- _Task prompt_:
Please copy all the lines that follow, word for word.

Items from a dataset

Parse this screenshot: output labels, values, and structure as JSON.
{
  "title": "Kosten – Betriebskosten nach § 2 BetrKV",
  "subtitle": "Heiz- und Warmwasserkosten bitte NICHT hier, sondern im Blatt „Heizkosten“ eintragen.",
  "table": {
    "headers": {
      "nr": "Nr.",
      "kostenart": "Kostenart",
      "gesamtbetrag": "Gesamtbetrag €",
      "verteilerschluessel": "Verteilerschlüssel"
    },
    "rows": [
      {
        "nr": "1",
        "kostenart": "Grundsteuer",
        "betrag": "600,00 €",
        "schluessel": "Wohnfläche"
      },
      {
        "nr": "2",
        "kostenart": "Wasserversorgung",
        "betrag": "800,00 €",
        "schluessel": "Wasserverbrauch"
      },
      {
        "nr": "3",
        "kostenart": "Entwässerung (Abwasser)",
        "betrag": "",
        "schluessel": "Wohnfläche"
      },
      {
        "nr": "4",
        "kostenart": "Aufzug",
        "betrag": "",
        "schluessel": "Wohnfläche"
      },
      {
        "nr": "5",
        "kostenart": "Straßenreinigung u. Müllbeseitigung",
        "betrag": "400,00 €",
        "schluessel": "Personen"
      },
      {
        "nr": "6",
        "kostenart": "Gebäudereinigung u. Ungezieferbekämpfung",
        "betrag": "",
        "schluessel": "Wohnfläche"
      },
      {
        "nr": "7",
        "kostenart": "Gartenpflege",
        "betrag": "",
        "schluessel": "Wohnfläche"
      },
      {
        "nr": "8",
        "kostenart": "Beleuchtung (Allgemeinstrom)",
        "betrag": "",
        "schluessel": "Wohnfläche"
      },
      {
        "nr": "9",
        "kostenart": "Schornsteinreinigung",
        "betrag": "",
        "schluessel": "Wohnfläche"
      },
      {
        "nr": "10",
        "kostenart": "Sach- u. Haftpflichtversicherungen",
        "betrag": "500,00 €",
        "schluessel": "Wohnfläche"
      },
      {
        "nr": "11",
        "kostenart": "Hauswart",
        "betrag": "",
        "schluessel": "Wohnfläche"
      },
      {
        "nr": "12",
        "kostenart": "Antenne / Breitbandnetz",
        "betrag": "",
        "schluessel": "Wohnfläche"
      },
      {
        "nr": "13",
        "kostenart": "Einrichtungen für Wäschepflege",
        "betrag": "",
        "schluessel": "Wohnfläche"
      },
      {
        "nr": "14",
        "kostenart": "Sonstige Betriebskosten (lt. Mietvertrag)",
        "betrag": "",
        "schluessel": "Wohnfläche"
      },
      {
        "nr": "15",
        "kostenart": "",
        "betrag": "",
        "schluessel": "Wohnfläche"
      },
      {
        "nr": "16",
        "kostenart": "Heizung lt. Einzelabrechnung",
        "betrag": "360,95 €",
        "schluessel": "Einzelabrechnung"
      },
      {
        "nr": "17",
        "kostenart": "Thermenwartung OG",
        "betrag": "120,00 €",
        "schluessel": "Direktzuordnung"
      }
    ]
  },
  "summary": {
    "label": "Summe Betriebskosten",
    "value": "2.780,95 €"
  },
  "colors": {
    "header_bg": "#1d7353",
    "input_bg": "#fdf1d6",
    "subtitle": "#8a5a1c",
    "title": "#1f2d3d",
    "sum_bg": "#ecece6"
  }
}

- _The result_:
Parse this screenshot: output labels, values, and structure as JSON.
{
  "title": "Kosten – Betriebskosten nach § 2 BetrKV",
  "subtitle": "Heiz- und Warmwasserkosten bitte NICHT hier, sondern im Blatt „Heizkosten“ eintragen.",
  "table": {
    "headers": {
      "nr": "Nr.",
      "kostenart": "Kostenart",
      "gesamtbetrag": "Gesamtbetrag €",
      "verteilerschluessel": "Verteilerschlüssel"
    },
    "rows": [
      {
        "nr": "1",
        "kostenart": "Grundsteuer",
        "betrag": "600,00 €",
        "schluessel": "Wohnfläche"
      },
      {
        "nr": "2",
        "kostenart": "Wasserversorgung",
        "betrag": "800,00 €",
        "schluessel": "Wasserverbrauch"
      },
      {
        "nr": "3",
        "kostenart": "Entwässerung (Abwasser)",
        "betrag": "",
        "schluessel": "Wohnfläche"
      },
      {
        "nr": "4",
        "kostenart": "Aufzug",
        "betrag": "",
        "schluessel": "Wohnfläche"
      },
      {
        "nr": "5",
        "kostenart": "Straßenreinigung u. Müllbeseitigung",
        "betrag": "400,00 €",
        "schluessel": "Personen"
      },
      {
        "nr": "6",
        "kostenart": "Gebäudereinigung u. Ungezieferbekämpfung",
        "betrag": "",
        "schluessel": "Wohnfläche"
      },
      {
        "nr": "7",
        "kostenart": "Gartenpflege",
        "betrag": "",
        "schluessel": "Wohnfläche"
      },
      {
        "nr": "8",
        "kostenart": "Beleuchtung (Allgemeinstrom)",
        "betrag": "",
        "schluessel": "Wohnfläche"
      },
      {
        "nr": "9",
        "kostenart": "Schornsteinreinigung",
        "betrag": "",
        "schluessel": "Wohnfläche"
      },
      {
        "nr": "10",
        "kostenart": "Sach- u. Haftpflichtversicherungen",
        "betrag": "500,00 €",
        "schluessel": "Wohnfläche"
      },
      {
        "nr": "11",
        "kostenart": "Hauswart",
        "betrag": "",
        "schluessel": "Wohnfläche"
      },
      {
        "nr": "12",
        "kostenart": "Antenne / Breitbandnetz",
        "betrag": "",
        "schluessel": "Wohnfläche"
      },
      {
        "nr": "13",
        "kostenart": "Einrichtungen für Wäschepflege",
        "betrag": "",
        "schluessel": "Wohnfläche"
      },
      {
        "nr": "14",
        "kostenart": "Sonstige Betriebskosten (lt. Mietvertrag)",
        "betrag": "",
        "schluessel": "Wohnfläche"
      },
      {
        "nr": "15",
        "kostenart": "",
        "betrag": "",
        "schluessel": "Wohnfläche"
      },
      {
        "nr": "16",
        "kostenart": "Heizung lt. Einzelabrechnung",
        "betrag": "360,95 €",
        "schluessel": "Einzelabrechnung"
      },
      {
        "nr": "17",
        "kostenart": "Thermenwartung OG",
        "betrag": "120,00 €",
        "schluessel": "Direktzuordnung"
      }
    ]
  },
  "summary": {
    "label": "Summe Betriebskosten",
    "value": "2.780,95 €"
  },
  "colors": {
    "header_bg": "#1d7353",
    "input_bg": "#fdf1d6",
    "subtitle": "#8a5a1c",
    "title": "#1f2d3d",
    "sum_bg": "#ecece6"
  }
}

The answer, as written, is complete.